Spatial layout data:

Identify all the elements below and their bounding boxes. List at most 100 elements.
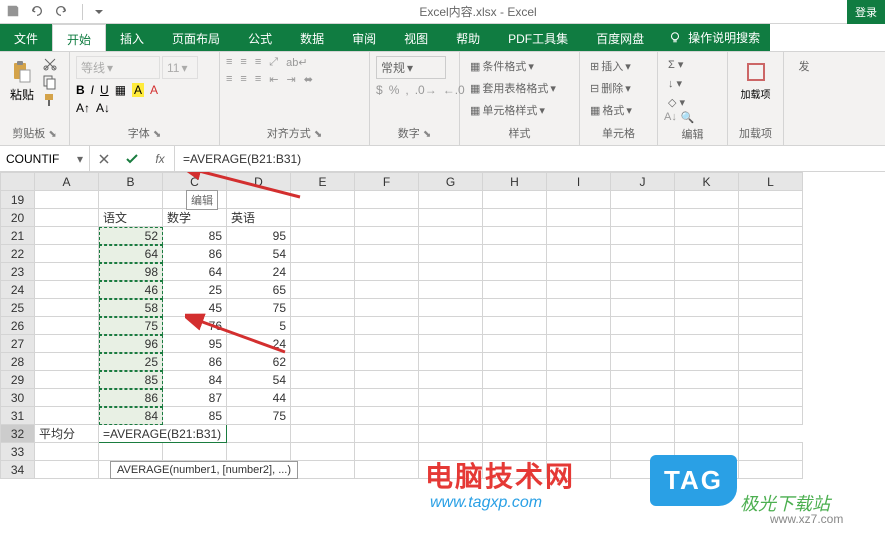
cell[interactable]: 85 bbox=[99, 371, 163, 389]
addins-button[interactable]: 加载项 bbox=[734, 56, 777, 105]
cell[interactable]: 84 bbox=[99, 407, 163, 425]
row-header[interactable]: 26 bbox=[1, 317, 35, 335]
comma-icon[interactable]: , bbox=[405, 83, 408, 97]
cell[interactable]: 5 bbox=[227, 317, 291, 335]
cell[interactable]: 86 bbox=[163, 353, 227, 371]
cell[interactable]: 95 bbox=[163, 335, 227, 353]
row-header[interactable]: 23 bbox=[1, 263, 35, 281]
cell[interactable]: 54 bbox=[227, 371, 291, 389]
cell[interactable]: 62 bbox=[227, 353, 291, 371]
formula-cancel-button[interactable] bbox=[90, 146, 118, 171]
cut-icon[interactable] bbox=[42, 56, 58, 72]
percent-icon[interactable]: % bbox=[389, 83, 400, 97]
number-format-select[interactable]: 常规 ▾ bbox=[376, 56, 446, 79]
row-header[interactable]: 21 bbox=[1, 227, 35, 245]
align-right-icon[interactable]: ≡ bbox=[255, 73, 261, 86]
col-header[interactable]: J bbox=[611, 173, 675, 191]
autosum-button[interactable]: Σ ▾ bbox=[664, 56, 721, 73]
row-header[interactable]: 28 bbox=[1, 353, 35, 371]
cell-styles-button[interactable]: ▦ 单元格样式 ▾ bbox=[466, 100, 573, 120]
chevron-down-icon[interactable]: ▾ bbox=[77, 152, 83, 166]
tab-formulas[interactable]: 公式 bbox=[234, 24, 286, 51]
align-top-icon[interactable]: ≡ bbox=[226, 56, 232, 69]
cell[interactable]: 86 bbox=[163, 245, 227, 263]
row-header[interactable]: 34 bbox=[1, 461, 35, 479]
qat-dropdown-icon[interactable] bbox=[95, 8, 103, 16]
cell[interactable]: 25 bbox=[163, 281, 227, 299]
launcher-icon[interactable]: ⬊ bbox=[153, 129, 161, 140]
cell[interactable]: 76 bbox=[163, 317, 227, 335]
cell[interactable]: 语文 bbox=[99, 209, 163, 227]
copy-icon[interactable] bbox=[42, 74, 58, 90]
orientation-icon[interactable]: ⤢ bbox=[269, 56, 278, 69]
border-button[interactable]: ▦ bbox=[115, 83, 126, 97]
tab-insert[interactable]: 插入 bbox=[106, 24, 158, 51]
cell[interactable]: 87 bbox=[163, 389, 227, 407]
format-painter-icon[interactable] bbox=[42, 92, 58, 108]
indent-dec-icon[interactable]: ⇤ bbox=[269, 73, 278, 86]
font-size-select[interactable]: 11 ▾ bbox=[162, 56, 198, 79]
decrease-font-icon[interactable]: A↓ bbox=[96, 101, 110, 115]
increase-font-icon[interactable]: A↑ bbox=[76, 101, 90, 115]
delete-cells-button[interactable]: ⊟ 删除 ▾ bbox=[586, 78, 651, 98]
formula-input[interactable]: =AVERAGE(B21:B31) bbox=[175, 152, 885, 166]
font-family-select[interactable]: 等线 ▾ bbox=[76, 56, 160, 79]
cell[interactable]: 85 bbox=[163, 227, 227, 245]
insert-cells-button[interactable]: ⊞ 插入 ▾ bbox=[586, 56, 651, 76]
cell[interactable]: 46 bbox=[99, 281, 163, 299]
cell[interactable]: 64 bbox=[163, 263, 227, 281]
align-bottom-icon[interactable]: ≡ bbox=[255, 56, 261, 69]
cell[interactable]: 24 bbox=[227, 263, 291, 281]
inc-decimal-icon[interactable]: .0→ bbox=[415, 83, 437, 97]
col-header[interactable]: G bbox=[419, 173, 483, 191]
tell-me-search[interactable]: 操作说明搜索 bbox=[658, 24, 770, 51]
tab-file[interactable]: 文件 bbox=[0, 24, 52, 51]
select-all-corner[interactable] bbox=[1, 173, 35, 191]
cell[interactable]: 45 bbox=[163, 299, 227, 317]
tab-home[interactable]: 开始 bbox=[52, 24, 106, 51]
tab-baidu[interactable]: 百度网盘 bbox=[582, 24, 658, 51]
launcher-icon[interactable]: ⬊ bbox=[48, 129, 56, 140]
row-header[interactable]: 25 bbox=[1, 299, 35, 317]
tab-help[interactable]: 帮助 bbox=[442, 24, 494, 51]
row-header[interactable]: 32 bbox=[1, 425, 35, 443]
cell[interactable]: 86 bbox=[99, 389, 163, 407]
paste-button[interactable]: 粘贴 bbox=[6, 56, 38, 123]
conditional-format-button[interactable]: ▦ 条件格式 ▾ bbox=[466, 56, 573, 76]
cell[interactable]: 54 bbox=[227, 245, 291, 263]
cell[interactable]: 52 bbox=[99, 227, 163, 245]
cell[interactable]: 85 bbox=[163, 407, 227, 425]
currency-icon[interactable]: $ bbox=[376, 83, 383, 97]
row-header[interactable]: 33 bbox=[1, 443, 35, 461]
cell[interactable]: 75 bbox=[227, 407, 291, 425]
cell[interactable]: 数学 bbox=[163, 209, 227, 227]
cell[interactable]: 平均分 bbox=[35, 425, 99, 443]
save-icon[interactable] bbox=[6, 4, 22, 20]
bold-button[interactable]: B bbox=[76, 83, 85, 97]
cell[interactable]: 65 bbox=[227, 281, 291, 299]
clear-button[interactable]: ◇ ▾ bbox=[664, 94, 721, 111]
tab-review[interactable]: 审阅 bbox=[338, 24, 390, 51]
fill-button[interactable]: ↓ ▾ bbox=[664, 75, 721, 92]
tab-view[interactable]: 视图 bbox=[390, 24, 442, 51]
align-center-icon[interactable]: ≡ bbox=[240, 73, 246, 86]
insert-function-button[interactable]: fx bbox=[146, 146, 174, 171]
row-header[interactable]: 29 bbox=[1, 371, 35, 389]
merge-icon[interactable]: ⬌ bbox=[304, 73, 313, 86]
font-color-button[interactable]: A bbox=[150, 83, 158, 97]
cell[interactable]: 98 bbox=[99, 263, 163, 281]
row-header[interactable]: 20 bbox=[1, 209, 35, 227]
row-header[interactable]: 19 bbox=[1, 191, 35, 209]
cell[interactable]: 25 bbox=[99, 353, 163, 371]
launcher-icon[interactable]: ⬊ bbox=[423, 129, 431, 140]
col-header[interactable]: K bbox=[675, 173, 739, 191]
cell[interactable]: 英语 bbox=[227, 209, 291, 227]
row-header[interactable]: 30 bbox=[1, 389, 35, 407]
cell[interactable]: 58 bbox=[99, 299, 163, 317]
row-header[interactable]: 27 bbox=[1, 335, 35, 353]
launcher-icon[interactable]: ⬊ bbox=[314, 129, 322, 140]
tab-layout[interactable]: 页面布局 bbox=[158, 24, 234, 51]
indent-inc-icon[interactable]: ⇥ bbox=[286, 73, 295, 86]
cell[interactable]: 64 bbox=[99, 245, 163, 263]
col-header[interactable]: H bbox=[483, 173, 547, 191]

## What the task requires
Copy every line of the records above word for word, leaving out the pictures.

## Response
Identify all the elements below and their bounding boxes. List at most 100 elements.
cell[interactable]: 85 bbox=[99, 371, 163, 389]
addins-button[interactable]: 加载项 bbox=[734, 56, 777, 105]
cell[interactable]: 84 bbox=[99, 407, 163, 425]
row-header[interactable]: 26 bbox=[1, 317, 35, 335]
comma-icon[interactable]: , bbox=[405, 83, 408, 97]
cell[interactable]: 5 bbox=[227, 317, 291, 335]
cell[interactable]: 86 bbox=[163, 353, 227, 371]
cell[interactable]: 95 bbox=[163, 335, 227, 353]
row-header[interactable]: 23 bbox=[1, 263, 35, 281]
cell[interactable]: 54 bbox=[227, 371, 291, 389]
cell[interactable]: 62 bbox=[227, 353, 291, 371]
formula-cancel-button[interactable] bbox=[90, 146, 118, 171]
cut-icon[interactable] bbox=[42, 56, 58, 72]
percent-icon[interactable]: % bbox=[389, 83, 400, 97]
number-format-select[interactable]: 常规 ▾ bbox=[376, 56, 446, 79]
row-header[interactable]: 21 bbox=[1, 227, 35, 245]
align-right-icon[interactable]: ≡ bbox=[255, 73, 261, 86]
col-header[interactable]: J bbox=[611, 173, 675, 191]
autosum-button[interactable]: Σ ▾ bbox=[664, 56, 721, 73]
row-header[interactable]: 28 bbox=[1, 353, 35, 371]
cell-styles-button[interactable]: ▦ 单元格样式 ▾ bbox=[466, 100, 573, 120]
chevron-down-icon[interactable]: ▾ bbox=[77, 152, 83, 166]
tab-formulas[interactable]: 公式 bbox=[234, 24, 286, 51]
align-top-icon[interactable]: ≡ bbox=[226, 56, 232, 69]
cell[interactable]: 86 bbox=[163, 245, 227, 263]
row-header[interactable]: 34 bbox=[1, 461, 35, 479]
qat-dropdown-icon[interactable] bbox=[95, 8, 103, 16]
cell[interactable]: 25 bbox=[163, 281, 227, 299]
launcher-icon[interactable]: ⬊ bbox=[153, 129, 161, 140]
cell[interactable]: 76 bbox=[163, 317, 227, 335]
cell[interactable]: 语文 bbox=[99, 209, 163, 227]
copy-icon[interactable] bbox=[42, 74, 58, 90]
orientation-icon[interactable]: ⤢ bbox=[269, 56, 278, 69]
border-button[interactable]: ▦ bbox=[115, 83, 126, 97]
tab-insert[interactable]: 插入 bbox=[106, 24, 158, 51]
cell[interactable]: 87 bbox=[163, 389, 227, 407]
format-painter-icon[interactable] bbox=[42, 92, 58, 108]
indent-dec-icon[interactable]: ⇤ bbox=[269, 73, 278, 86]
font-size-select[interactable]: 11 ▾ bbox=[162, 56, 198, 79]
decrease-font-icon[interactable]: A↓ bbox=[96, 101, 110, 115]
increase-font-icon[interactable]: A↑ bbox=[76, 101, 90, 115]
delete-cells-button[interactable]: ⊟ 删除 ▾ bbox=[586, 78, 651, 98]
formula-input[interactable]: =AVERAGE(B21:B31) bbox=[175, 152, 885, 166]
font-family-select[interactable]: 等线 ▾ bbox=[76, 56, 160, 79]
cell[interactable]: 85 bbox=[163, 227, 227, 245]
insert-cells-button[interactable]: ⊞ 插入 ▾ bbox=[586, 56, 651, 76]
cell[interactable]: 46 bbox=[99, 281, 163, 299]
cell[interactable]: 64 bbox=[163, 263, 227, 281]
align-bottom-icon[interactable]: ≡ bbox=[255, 56, 261, 69]
cell[interactable]: 24 bbox=[227, 263, 291, 281]
inc-decimal-icon[interactable]: .0→ bbox=[415, 83, 437, 97]
col-header[interactable]: G bbox=[419, 173, 483, 191]
tell-me-search[interactable]: 操作说明搜索 bbox=[658, 24, 770, 51]
tab-file[interactable]: 文件 bbox=[0, 24, 52, 51]
select-all-corner[interactable] bbox=[1, 173, 35, 191]
cell[interactable]: 45 bbox=[163, 299, 227, 317]
tab-home[interactable]: 开始 bbox=[52, 24, 106, 51]
tab-baidu[interactable]: 百度网盘 bbox=[582, 24, 658, 51]
launcher-icon[interactable]: ⬊ bbox=[48, 129, 56, 140]
row-header[interactable]: 25 bbox=[1, 299, 35, 317]
tab-help[interactable]: 帮助 bbox=[442, 24, 494, 51]
row-header[interactable]: 32 bbox=[1, 425, 35, 443]
cell[interactable]: 86 bbox=[99, 389, 163, 407]
paste-button[interactable]: 粘贴 bbox=[6, 56, 38, 123]
conditional-format-button[interactable]: ▦ 条件格式 ▾ bbox=[466, 56, 573, 76]
cell[interactable]: 54 bbox=[227, 245, 291, 263]
cell[interactable]: 52 bbox=[99, 227, 163, 245]
cell[interactable]: 85 bbox=[163, 407, 227, 425]
currency-icon[interactable]: $ bbox=[376, 83, 383, 97]
row-header[interactable]: 33 bbox=[1, 443, 35, 461]
cell[interactable]: 75 bbox=[227, 407, 291, 425]
cell[interactable]: 数学 bbox=[163, 209, 227, 227]
cell[interactable]: 平均分 bbox=[35, 425, 99, 443]
save-icon[interactable] bbox=[6, 4, 22, 20]
bold-button[interactable]: B bbox=[76, 83, 85, 97]
cell[interactable]: 65 bbox=[227, 281, 291, 299]
clear-button[interactable]: ◇ ▾ bbox=[664, 94, 721, 111]
tab-review[interactable]: 审阅 bbox=[338, 24, 390, 51]
fill-button[interactable]: ↓ ▾ bbox=[664, 75, 721, 92]
tab-view[interactable]: 视图 bbox=[390, 24, 442, 51]
align-center-icon[interactable]: ≡ bbox=[240, 73, 246, 86]
insert-function-button[interactable]: fx bbox=[146, 146, 174, 171]
row-header[interactable]: 29 bbox=[1, 371, 35, 389]
merge-icon[interactable]: ⬌ bbox=[304, 73, 313, 86]
font-color-button[interactable]: A bbox=[150, 83, 158, 97]
cell[interactable]: 98 bbox=[99, 263, 163, 281]
row-header[interactable]: 20 bbox=[1, 209, 35, 227]
row-header[interactable]: 19 bbox=[1, 191, 35, 209]
cell[interactable]: 25 bbox=[99, 353, 163, 371]
launcher-icon[interactable]: ⬊ bbox=[423, 129, 431, 140]
col-header[interactable]: K bbox=[675, 173, 739, 191]
cell[interactable]: 英语 bbox=[227, 209, 291, 227]
row-header[interactable]: 30 bbox=[1, 389, 35, 407]
cell[interactable]: 58 bbox=[99, 299, 163, 317]
row-header[interactable]: 27 bbox=[1, 335, 35, 353]
launcher-icon[interactable]: ⬊ bbox=[314, 129, 322, 140]
tab-layout[interactable]: 页面布局 bbox=[158, 24, 234, 51]
indent-inc-icon[interactable]: ⇥ bbox=[286, 73, 295, 86]
cell[interactable]: 64 bbox=[99, 245, 163, 263]
col-header[interactable]: H bbox=[483, 173, 547, 191]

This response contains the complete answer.